───── Data for this task

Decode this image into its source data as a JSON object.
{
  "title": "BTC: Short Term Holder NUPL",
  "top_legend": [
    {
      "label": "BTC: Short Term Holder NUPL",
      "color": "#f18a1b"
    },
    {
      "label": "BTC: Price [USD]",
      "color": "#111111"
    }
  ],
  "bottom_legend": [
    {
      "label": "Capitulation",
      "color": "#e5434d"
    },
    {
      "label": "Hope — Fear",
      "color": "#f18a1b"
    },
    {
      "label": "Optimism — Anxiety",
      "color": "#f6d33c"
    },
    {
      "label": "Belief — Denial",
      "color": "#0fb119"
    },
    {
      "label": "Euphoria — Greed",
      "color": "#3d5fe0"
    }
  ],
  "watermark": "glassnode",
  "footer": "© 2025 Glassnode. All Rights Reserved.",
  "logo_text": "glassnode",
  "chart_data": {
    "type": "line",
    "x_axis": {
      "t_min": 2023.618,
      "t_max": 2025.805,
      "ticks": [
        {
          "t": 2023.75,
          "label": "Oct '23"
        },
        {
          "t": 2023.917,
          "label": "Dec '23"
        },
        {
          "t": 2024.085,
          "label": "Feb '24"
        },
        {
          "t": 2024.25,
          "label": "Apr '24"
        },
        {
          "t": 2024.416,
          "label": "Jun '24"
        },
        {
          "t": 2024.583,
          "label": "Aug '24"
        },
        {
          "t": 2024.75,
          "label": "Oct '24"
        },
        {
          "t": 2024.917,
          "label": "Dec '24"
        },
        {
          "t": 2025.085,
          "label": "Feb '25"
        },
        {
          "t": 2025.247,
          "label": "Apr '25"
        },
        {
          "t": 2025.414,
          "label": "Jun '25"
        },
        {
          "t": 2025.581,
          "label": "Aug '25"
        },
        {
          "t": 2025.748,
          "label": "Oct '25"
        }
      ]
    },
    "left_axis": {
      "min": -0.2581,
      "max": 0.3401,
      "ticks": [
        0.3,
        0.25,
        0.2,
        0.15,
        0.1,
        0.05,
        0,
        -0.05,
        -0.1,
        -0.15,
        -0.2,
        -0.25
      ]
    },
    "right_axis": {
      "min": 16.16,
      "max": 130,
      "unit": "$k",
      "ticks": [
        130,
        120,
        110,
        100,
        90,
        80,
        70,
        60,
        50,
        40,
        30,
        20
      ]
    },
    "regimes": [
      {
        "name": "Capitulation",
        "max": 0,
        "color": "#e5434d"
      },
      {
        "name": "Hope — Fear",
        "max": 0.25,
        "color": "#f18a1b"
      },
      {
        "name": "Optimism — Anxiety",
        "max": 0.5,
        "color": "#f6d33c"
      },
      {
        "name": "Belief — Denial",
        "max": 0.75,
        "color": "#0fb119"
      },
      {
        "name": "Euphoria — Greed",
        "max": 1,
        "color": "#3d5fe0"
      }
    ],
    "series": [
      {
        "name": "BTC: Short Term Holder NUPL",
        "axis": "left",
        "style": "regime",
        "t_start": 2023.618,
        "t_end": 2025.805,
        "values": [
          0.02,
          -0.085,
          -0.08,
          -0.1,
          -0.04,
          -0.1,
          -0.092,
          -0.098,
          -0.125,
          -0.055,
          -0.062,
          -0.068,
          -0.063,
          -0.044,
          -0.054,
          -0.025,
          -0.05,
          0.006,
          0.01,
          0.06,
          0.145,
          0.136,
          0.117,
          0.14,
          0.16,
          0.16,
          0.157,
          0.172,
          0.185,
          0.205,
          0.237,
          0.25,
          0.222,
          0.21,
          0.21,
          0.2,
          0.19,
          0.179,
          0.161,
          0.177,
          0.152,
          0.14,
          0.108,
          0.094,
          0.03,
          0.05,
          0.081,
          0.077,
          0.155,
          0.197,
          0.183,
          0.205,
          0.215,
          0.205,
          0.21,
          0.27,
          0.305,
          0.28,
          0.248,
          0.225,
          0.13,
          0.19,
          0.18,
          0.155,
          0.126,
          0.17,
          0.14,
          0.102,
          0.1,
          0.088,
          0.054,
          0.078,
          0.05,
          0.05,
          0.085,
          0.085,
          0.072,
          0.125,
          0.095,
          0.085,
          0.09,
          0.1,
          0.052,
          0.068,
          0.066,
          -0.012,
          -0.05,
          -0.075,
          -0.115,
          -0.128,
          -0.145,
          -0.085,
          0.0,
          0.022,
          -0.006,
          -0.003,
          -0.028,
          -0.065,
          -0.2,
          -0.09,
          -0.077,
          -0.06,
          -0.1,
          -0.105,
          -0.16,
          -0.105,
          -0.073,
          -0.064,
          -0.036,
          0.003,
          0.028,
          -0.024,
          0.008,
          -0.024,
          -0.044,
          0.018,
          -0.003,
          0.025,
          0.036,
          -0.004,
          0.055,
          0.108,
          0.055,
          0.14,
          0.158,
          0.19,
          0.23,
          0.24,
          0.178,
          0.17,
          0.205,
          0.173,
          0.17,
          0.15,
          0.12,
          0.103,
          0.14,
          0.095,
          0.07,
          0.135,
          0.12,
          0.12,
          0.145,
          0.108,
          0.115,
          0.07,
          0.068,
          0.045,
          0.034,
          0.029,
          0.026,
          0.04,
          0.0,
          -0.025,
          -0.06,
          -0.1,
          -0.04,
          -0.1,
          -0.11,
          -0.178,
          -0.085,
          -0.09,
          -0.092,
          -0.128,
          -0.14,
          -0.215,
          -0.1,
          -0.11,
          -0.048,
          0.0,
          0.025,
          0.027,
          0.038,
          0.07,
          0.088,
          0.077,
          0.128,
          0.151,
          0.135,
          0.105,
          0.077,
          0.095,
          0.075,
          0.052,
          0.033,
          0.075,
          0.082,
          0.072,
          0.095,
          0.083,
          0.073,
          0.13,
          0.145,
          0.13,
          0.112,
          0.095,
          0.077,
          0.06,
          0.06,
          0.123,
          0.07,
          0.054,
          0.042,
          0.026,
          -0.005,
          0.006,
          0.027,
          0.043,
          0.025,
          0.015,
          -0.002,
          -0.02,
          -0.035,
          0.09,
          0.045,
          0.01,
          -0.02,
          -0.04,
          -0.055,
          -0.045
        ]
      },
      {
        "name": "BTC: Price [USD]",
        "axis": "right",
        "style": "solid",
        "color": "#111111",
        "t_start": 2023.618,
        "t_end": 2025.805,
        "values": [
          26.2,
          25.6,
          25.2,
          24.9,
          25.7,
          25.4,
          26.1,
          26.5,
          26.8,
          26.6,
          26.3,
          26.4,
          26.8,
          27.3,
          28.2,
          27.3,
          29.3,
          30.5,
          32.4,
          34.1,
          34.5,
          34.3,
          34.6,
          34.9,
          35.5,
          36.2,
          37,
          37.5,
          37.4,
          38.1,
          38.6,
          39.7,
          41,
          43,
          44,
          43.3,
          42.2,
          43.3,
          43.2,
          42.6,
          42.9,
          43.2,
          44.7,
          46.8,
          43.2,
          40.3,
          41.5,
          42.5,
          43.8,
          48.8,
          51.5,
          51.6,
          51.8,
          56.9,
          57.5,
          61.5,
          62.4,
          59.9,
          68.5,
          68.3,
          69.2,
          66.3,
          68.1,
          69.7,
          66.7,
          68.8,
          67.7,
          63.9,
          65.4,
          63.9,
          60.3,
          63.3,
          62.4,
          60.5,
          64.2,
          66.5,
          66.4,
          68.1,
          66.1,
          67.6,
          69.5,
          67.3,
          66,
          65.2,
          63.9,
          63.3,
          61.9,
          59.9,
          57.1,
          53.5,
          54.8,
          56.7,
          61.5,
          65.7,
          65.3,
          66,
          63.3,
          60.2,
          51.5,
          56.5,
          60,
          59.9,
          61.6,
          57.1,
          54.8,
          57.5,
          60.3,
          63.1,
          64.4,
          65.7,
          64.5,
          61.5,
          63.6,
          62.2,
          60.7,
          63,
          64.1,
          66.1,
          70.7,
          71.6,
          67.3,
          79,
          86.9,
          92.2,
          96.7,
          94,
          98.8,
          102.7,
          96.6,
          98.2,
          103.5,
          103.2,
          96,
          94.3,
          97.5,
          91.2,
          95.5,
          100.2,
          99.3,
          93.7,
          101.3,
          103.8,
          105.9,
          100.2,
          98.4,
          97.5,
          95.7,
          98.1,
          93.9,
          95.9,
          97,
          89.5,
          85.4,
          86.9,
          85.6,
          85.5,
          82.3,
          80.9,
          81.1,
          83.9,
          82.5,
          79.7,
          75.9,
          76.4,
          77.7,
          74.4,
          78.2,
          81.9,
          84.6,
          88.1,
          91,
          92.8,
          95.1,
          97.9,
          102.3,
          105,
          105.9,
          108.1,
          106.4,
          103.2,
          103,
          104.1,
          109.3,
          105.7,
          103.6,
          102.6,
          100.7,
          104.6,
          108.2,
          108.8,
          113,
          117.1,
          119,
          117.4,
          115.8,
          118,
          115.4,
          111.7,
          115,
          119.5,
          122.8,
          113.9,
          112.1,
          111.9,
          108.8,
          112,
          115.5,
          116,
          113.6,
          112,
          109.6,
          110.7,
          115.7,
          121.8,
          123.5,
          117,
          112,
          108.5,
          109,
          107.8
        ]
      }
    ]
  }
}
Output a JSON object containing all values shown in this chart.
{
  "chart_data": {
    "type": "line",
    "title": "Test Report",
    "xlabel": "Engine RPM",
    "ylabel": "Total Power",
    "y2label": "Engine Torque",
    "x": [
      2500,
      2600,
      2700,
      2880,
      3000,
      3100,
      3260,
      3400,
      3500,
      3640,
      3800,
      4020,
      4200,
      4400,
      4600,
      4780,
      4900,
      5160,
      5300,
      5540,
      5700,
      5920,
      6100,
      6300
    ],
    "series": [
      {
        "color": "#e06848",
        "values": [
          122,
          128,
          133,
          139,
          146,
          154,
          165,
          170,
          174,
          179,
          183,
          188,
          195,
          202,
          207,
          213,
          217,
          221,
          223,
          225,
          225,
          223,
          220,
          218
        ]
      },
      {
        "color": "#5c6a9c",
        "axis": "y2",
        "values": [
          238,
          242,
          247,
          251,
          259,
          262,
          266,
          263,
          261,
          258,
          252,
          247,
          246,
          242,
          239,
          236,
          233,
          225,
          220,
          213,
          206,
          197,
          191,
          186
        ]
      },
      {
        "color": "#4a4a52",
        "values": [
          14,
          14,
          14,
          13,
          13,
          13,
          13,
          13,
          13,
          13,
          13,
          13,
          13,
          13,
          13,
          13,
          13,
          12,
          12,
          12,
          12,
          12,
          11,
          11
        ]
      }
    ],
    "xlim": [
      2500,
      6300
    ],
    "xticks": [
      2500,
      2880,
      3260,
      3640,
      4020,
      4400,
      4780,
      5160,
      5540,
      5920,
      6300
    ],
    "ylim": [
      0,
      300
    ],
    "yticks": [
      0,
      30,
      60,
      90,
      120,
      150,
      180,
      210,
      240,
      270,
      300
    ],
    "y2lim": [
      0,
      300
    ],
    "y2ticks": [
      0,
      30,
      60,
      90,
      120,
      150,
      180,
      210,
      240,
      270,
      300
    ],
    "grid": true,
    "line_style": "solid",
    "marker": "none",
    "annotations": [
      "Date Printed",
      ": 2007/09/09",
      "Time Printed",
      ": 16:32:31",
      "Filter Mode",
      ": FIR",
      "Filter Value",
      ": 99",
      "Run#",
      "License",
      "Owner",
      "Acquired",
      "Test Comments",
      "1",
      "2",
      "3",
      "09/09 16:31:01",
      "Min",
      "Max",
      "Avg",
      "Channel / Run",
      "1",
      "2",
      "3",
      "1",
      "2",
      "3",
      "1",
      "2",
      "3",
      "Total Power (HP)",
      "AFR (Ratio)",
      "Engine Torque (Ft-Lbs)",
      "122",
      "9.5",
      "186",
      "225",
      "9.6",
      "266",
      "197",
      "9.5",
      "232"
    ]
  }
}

──────────

What you have to do:
Scan the listing above for the word "Optimism" and copy every line that holds it.

Answer below:
      "label": "Optimism — Anxiety",
        "name": "Optimism — Anxiety",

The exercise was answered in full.